• **Page text**:
— Start —

- Interactive map of Chaskaman Dam
- Official name: Chaskaman Dam
- Location: Maharashtra India
- Coordinates: 18°57′39″N 73°47′8″E﻿ / ﻿18.96083°N 73.78556°E
- Opening date: 2002
- Construction cost: 388Cr
- Owner: Government of Maharashtra

Dam and spillways
- Type of dam: Rubble-concrete dam
- Impounds: Bhima River
- Height: 46 m (151 ft)
- Length: 738 m (2,421 ft)
- Width (base): 72 m (236 ft)
- Spillway capacity: 3962 cubic meters/sec

Reservoir
- Total capacity: 249.69 million cubic meters (gross)
- Website http://wrd.maharashtra.gov.in

= Chaskaman Dam =

The Chaskaman Dam is one of the important dams of Maharashtra and is built on the Bhima River at Rajgurunagar in Pune district. It is located across river Bhima in Krishna basin near Village Bibi in Khed taluka. The main purpose of this dam was to improve irrigation and supply of electricity to the nearby villages. It is the second Hydel Greenfield power project in the country that is capable of captive power as well. The power will be utilized through the state power board. The project was completed during 2008-09.

— End —

• **Records supplied**:
— Start —

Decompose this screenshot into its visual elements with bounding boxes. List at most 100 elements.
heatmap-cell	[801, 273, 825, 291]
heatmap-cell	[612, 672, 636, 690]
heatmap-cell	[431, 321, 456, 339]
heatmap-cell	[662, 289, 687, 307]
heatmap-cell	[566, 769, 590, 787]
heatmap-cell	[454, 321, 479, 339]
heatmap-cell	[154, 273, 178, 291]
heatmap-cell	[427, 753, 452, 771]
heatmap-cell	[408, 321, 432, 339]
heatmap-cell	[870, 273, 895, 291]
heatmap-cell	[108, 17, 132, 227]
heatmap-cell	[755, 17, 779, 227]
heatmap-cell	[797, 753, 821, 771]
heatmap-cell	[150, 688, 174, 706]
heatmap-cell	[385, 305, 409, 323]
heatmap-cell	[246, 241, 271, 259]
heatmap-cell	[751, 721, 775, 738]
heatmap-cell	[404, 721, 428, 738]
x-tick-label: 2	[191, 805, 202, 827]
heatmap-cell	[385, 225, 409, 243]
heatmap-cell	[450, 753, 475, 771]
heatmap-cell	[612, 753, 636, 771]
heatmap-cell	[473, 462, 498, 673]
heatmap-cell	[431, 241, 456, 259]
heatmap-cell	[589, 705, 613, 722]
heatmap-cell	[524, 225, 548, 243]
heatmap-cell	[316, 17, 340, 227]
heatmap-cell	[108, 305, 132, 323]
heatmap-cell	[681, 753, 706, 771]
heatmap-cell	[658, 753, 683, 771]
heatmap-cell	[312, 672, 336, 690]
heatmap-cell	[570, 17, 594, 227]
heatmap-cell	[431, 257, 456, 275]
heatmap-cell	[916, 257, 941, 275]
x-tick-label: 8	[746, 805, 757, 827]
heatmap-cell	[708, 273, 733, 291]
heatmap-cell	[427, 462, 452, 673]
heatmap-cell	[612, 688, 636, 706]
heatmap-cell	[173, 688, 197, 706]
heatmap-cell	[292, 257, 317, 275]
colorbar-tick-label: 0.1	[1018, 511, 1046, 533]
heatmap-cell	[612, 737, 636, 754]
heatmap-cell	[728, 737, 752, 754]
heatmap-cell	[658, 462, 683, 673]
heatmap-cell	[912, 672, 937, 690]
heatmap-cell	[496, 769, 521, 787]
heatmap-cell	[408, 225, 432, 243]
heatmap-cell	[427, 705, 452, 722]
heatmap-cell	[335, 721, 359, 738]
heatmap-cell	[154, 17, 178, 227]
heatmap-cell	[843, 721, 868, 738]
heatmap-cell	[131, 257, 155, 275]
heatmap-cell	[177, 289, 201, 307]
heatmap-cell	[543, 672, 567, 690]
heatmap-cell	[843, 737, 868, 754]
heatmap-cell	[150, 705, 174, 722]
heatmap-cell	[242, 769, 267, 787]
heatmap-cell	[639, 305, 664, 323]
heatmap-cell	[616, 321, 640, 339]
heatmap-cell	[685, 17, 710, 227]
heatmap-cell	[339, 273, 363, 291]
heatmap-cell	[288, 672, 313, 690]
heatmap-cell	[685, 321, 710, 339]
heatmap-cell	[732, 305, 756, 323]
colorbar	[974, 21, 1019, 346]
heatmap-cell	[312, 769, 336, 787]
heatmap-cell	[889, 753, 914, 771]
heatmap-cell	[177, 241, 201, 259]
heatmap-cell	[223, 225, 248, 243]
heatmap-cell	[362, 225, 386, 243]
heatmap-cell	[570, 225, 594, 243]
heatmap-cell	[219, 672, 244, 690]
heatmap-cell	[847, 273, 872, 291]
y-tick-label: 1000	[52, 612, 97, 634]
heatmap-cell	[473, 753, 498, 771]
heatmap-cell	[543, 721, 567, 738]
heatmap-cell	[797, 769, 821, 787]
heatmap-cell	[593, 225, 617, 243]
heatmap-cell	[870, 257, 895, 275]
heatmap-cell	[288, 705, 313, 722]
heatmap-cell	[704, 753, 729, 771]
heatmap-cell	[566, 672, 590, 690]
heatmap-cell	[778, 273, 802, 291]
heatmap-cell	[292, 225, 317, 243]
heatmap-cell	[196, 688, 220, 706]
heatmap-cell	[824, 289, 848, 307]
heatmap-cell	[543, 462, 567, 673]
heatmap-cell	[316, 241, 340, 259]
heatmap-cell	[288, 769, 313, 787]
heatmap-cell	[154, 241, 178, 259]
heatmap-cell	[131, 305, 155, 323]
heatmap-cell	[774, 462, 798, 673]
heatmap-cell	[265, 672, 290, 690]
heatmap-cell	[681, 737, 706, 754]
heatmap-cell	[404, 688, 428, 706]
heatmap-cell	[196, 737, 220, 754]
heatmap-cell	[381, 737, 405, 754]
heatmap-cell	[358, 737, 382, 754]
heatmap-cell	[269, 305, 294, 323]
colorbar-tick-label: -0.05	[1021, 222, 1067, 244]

— End —

• **Written instruction 1**:
Answer these from the Chaskaman Dam page:
(a) Which river does the dam impound?
(b) Who owns the dam?
(c) Near which village and in which taluka is the dam located?
• **Written instruction 2**:
From the Chaskaman Dam page, list every dam dimension given in meters, with its value.
• **Written instruction 3**:
Carry the Chaskaman Dam article on past its final sentence.
The material has nothing to do with the Chaskaman Dam page.

• **Expected output 1**:
(a) The Bhima River.
(b) The Government of Maharashtra.
(c) Near Village Bibi, in Khed taluka.

• **Expected output 2**:
- Height: 46 m (151 ft)
- Length: 738 m (2,421 ft)
- Width (base): 72 m (236 ft)

• **Expected output 3**:
==Details==
In the year 1977, the Chas Kaman Irrigation project was approved by the Planning Commission of India. The budget of Rs. 22.47 Crore was approved for building this irrigation and hydroelectric project. This project construction was started in the month of July in year 2002. The final cost of completion of the dam is believed to be around Rs.388 crores. The dam is about 738 meters in length and the masonry dam of 220 meters length. The maximum height of the dam from its lowest foundation level is approximately 46 meters. The dam has five radial gates with a spillway of approximately 72 meters. The reservoir holds about 241 MCM of water of which 214 MCM is approved for use for irrigation purpose. The depth of the dam is about 150 meters. The capacity of Chas Kaman Dam to irrigate about 32824 ha of land of the villages nearby in Pune district. The dam and the surrounding areas receive rainfall from southwest monsoon from the month of June to September. It is having minimum down level of the 634 meters and is designed to generate about six million power units. During monsoons, the dam is full with a gross storage capacity of nearly 250 MCM(million cubic meters)(7.58 tmc ft). In fact, this is being used for drinking as well as irrigation purposes.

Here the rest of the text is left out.